What you need to do: Below is a block of records; repeat each one exactly.

Material shown:
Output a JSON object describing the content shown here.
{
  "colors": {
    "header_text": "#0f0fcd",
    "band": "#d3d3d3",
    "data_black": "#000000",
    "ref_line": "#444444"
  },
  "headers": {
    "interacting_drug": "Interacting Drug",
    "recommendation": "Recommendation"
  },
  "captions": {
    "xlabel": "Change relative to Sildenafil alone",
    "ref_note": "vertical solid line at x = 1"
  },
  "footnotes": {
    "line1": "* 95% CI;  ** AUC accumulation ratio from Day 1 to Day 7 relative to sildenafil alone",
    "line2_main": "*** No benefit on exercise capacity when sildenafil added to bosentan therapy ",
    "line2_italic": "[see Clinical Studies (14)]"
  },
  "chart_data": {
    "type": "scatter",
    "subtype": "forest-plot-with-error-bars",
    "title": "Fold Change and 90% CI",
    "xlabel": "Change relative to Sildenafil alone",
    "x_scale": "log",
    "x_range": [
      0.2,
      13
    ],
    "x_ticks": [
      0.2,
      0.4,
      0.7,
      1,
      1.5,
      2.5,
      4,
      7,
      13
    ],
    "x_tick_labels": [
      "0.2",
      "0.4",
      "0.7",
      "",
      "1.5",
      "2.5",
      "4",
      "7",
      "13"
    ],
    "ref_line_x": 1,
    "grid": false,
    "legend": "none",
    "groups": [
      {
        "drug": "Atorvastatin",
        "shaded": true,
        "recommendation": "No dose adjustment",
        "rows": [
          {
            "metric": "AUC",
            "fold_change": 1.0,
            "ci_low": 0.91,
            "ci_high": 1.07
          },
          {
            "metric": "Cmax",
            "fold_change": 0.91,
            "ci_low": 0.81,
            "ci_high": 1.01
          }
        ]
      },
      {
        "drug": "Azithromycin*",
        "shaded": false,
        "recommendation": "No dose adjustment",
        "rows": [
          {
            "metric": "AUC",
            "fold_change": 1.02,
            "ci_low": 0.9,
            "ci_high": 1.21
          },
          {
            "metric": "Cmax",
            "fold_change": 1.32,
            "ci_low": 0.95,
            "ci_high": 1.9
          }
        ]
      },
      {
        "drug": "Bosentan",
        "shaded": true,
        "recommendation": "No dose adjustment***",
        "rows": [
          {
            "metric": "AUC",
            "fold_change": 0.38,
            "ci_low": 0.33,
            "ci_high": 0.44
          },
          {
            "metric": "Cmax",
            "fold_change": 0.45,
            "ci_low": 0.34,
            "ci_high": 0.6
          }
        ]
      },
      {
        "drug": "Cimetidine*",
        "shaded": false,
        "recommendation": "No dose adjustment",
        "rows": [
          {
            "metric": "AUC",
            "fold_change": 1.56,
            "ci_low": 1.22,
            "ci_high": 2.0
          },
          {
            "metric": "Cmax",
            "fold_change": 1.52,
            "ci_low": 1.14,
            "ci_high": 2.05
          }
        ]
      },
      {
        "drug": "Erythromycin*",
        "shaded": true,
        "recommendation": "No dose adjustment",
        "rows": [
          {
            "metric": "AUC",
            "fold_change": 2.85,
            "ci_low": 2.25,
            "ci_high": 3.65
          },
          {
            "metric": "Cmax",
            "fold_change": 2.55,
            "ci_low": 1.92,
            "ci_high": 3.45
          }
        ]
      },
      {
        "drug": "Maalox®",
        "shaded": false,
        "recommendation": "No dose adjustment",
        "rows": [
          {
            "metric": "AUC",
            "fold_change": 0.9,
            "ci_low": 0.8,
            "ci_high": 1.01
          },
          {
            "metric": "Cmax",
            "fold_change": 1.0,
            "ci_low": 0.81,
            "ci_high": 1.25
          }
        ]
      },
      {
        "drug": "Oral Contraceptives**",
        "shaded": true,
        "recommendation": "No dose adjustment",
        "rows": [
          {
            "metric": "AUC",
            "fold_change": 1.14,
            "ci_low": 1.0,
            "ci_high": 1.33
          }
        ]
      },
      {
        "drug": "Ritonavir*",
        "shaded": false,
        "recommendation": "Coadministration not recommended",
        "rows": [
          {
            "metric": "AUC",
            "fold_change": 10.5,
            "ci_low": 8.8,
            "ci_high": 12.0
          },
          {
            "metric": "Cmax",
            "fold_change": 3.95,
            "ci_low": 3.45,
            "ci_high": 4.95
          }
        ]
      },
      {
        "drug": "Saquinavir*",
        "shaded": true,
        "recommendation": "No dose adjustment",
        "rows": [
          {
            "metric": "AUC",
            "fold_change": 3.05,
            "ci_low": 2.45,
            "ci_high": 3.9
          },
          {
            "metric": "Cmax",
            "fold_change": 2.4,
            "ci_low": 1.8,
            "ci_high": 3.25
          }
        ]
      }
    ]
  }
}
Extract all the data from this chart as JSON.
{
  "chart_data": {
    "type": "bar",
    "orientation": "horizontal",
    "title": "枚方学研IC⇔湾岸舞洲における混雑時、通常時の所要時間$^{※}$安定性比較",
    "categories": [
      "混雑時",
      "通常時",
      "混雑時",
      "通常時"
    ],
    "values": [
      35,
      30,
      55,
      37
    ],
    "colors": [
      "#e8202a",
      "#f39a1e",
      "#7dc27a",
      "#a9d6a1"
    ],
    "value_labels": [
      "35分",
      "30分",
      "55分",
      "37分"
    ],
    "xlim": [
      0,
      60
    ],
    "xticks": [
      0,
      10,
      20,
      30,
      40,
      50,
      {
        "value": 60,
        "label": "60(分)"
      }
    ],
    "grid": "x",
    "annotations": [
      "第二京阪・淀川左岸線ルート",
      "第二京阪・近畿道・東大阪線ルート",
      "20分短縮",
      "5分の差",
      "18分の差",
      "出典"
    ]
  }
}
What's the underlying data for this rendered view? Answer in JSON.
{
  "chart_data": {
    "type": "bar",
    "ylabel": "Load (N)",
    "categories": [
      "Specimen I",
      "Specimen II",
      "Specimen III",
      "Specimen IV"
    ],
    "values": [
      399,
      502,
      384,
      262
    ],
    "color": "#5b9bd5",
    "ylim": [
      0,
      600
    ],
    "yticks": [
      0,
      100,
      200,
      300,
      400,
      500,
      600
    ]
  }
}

The output:
Output a JSON object describing the content shown here.
{
  "colors": {
    "header_text": "#0f0fcd",
    "band": "#d3d3d3",
    "data_black": "#000000",
    "ref_line": "#444444"
  },
  "headers": {
    "interacting_drug": "Interacting Drug",
    "recommendation": "Recommendation"
  },
  "captions": {
    "xlabel": "Change relative to Sildenafil alone",
    "ref_note": "vertical solid line at x = 1"
  },
  "footnotes": {
    "line1": "* 95% CI;  ** AUC accumulation ratio from Day 1 to Day 7 relative to sildenafil alone",
    "line2_main": "*** No benefit on exercise capacity when sildenafil added to bosentan therapy ",
    "line2_italic": "[see Clinical Studies (14)]"
  },
  "chart_data": {
    "type": "scatter",
    "subtype": "forest-plot-with-error-bars",
    "title": "Fold Change and 90% CI",
    "xlabel": "Change relative to Sildenafil alone",
    "x_scale": "log",
    "x_range": [
      0.2,
      13
    ],
    "x_ticks": [
      0.2,
      0.4,
      0.7,
      1,
      1.5,
      2.5,
      4,
      7,
      13
    ],
    "x_tick_labels": [
      "0.2",
      "0.4",
      "0.7",
      "",
      "1.5",
      "2.5",
      "4",
      "7",
      "13"
    ],
    "ref_line_x": 1,
    "grid": false,
    "legend": "none",
    "groups": [
      {
        "drug": "Atorvastatin",
        "shaded": true,
        "recommendation": "No dose adjustment",
        "rows": [
          {
            "metric": "AUC",
            "fold_change": 1.0,
            "ci_low": 0.91,
            "ci_high": 1.07
          },
          {
            "metric": "Cmax",
            "fold_change": 0.91,
            "ci_low": 0.81,
            "ci_high": 1.01
          }
        ]
      },
      {
        "drug": "Azithromycin*",
        "shaded": false,
        "recommendation": "No dose adjustment",
        "rows": [
          {
            "metric": "AUC",
            "fold_change": 1.02,
            "ci_low": 0.9,
            "ci_high": 1.21
          },
          {
            "metric": "Cmax",
            "fold_change": 1.32,
            "ci_low": 0.95,
            "ci_high": 1.9
          }
        ]
      },
      {
        "drug": "Bosentan",
        "shaded": true,
        "recommendation": "No dose adjustment***",
        "rows": [
          {
            "metric": "AUC",
            "fold_change": 0.38,
            "ci_low": 0.33,
            "ci_high": 0.44
          },
          {
            "metric": "Cmax",
            "fold_change": 0.45,
            "ci_low": 0.34,
            "ci_high": 0.6
          }
        ]
      },
      {
        "drug": "Cimetidine*",
        "shaded": false,
        "recommendation": "No dose adjustment",
        "rows": [
          {
            "metric": "AUC",
            "fold_change": 1.56,
            "ci_low": 1.22,
            "ci_high": 2.0
          },
          {
            "metric": "Cmax",
            "fold_change": 1.52,
            "ci_low": 1.14,
            "ci_high": 2.05
          }
        ]
      },
      {
        "drug": "Erythromycin*",
        "shaded": true,
        "recommendation": "No dose adjustment",
        "rows": [
          {
            "metric": "AUC",
            "fold_change": 2.85,
            "ci_low": 2.25,
            "ci_high": 3.65
          },
          {
            "metric": "Cmax",
            "fold_change": 2.55,
            "ci_low": 1.92,
            "ci_high": 3.45
          }
        ]
      },
      {
        "drug": "Maalox®",
        "shaded": false,
        "recommendation": "No dose adjustment",
        "rows": [
          {
            "metric": "AUC",
            "fold_change": 0.9,
            "ci_low": 0.8,
            "ci_high": 1.01
          },
          {
            "metric": "Cmax",
            "fold_change": 1.0,
            "ci_low": 0.81,
            "ci_high": 1.25
          }
        ]
      },
      {
        "drug": "Oral Contraceptives**",
        "shaded": true,
        "recommendation": "No dose adjustment",
        "rows": [
          {
            "metric": "AUC",
            "fold_change": 1.14,
            "ci_low": 1.0,
            "ci_high": 1.33
          }
        ]
      },
      {
        "drug": "Ritonavir*",
        "shaded": false,
        "recommendation": "Coadministration not recommended",
        "rows": [
          {
            "metric": "AUC",
            "fold_change": 10.5,
            "ci_low": 8.8,
            "ci_high": 12.0
          },
          {
            "metric": "Cmax",
            "fold_change": 3.95,
            "ci_low": 3.45,
            "ci_high": 4.95
          }
        ]
      },
      {
        "drug": "Saquinavir*",
        "shaded": true,
        "recommendation": "No dose adjustment",
        "rows": [
          {
            "metric": "AUC",
            "fold_change": 3.05,
            "ci_low": 2.45,
            "ci_high": 3.9
          },
          {
            "metric": "Cmax",
            "fold_change": 2.4,
            "ci_low": 1.8,
            "ci_high": 3.25
          }
        ]
      }
    ]
  }
}
Extract all the data from this chart as JSON.
{
  "chart_data": {
    "type": "bar",
    "orientation": "horizontal",
    "title": "枚方学研IC⇔湾岸舞洲における混雑時、通常時の所要時間$^{※}$安定性比較",
    "categories": [
      "混雑時",
      "通常時",
      "混雑時",
      "通常時"
    ],
    "values": [
      35,
      30,
      55,
      37
    ],
    "colors": [
      "#e8202a",
      "#f39a1e",
      "#7dc27a",
      "#a9d6a1"
    ],
    "value_labels": [
      "35分",
      "30分",
      "55分",
      "37分"
    ],
    "xlim": [
      0,
      60
    ],
    "xticks": [
      0,
      10,
      20,
      30,
      40,
      50,
      {
        "value": 60,
        "label": "60(分)"
      }
    ],
    "grid": "x",
    "annotations": [
      "第二京阪・淀川左岸線ルート",
      "第二京阪・近畿道・東大阪線ルート",
      "20分短縮",
      "5分の差",
      "18分の差",
      "出典"
    ]
  }
}
What's the underlying data for this rendered view? Answer in JSON.
{
  "chart_data": {
    "type": "bar",
    "ylabel": "Load (N)",
    "categories": [
      "Specimen I",
      "Specimen II",
      "Specimen III",
      "Specimen IV"
    ],
    "values": [
      399,
      502,
      384,
      262
    ],
    "color": "#5b9bd5",
    "ylim": [
      0,
      600
    ],
    "yticks": [
      0,
      100,
      200,
      300,
      400,
      500,
      600
    ]
  }
}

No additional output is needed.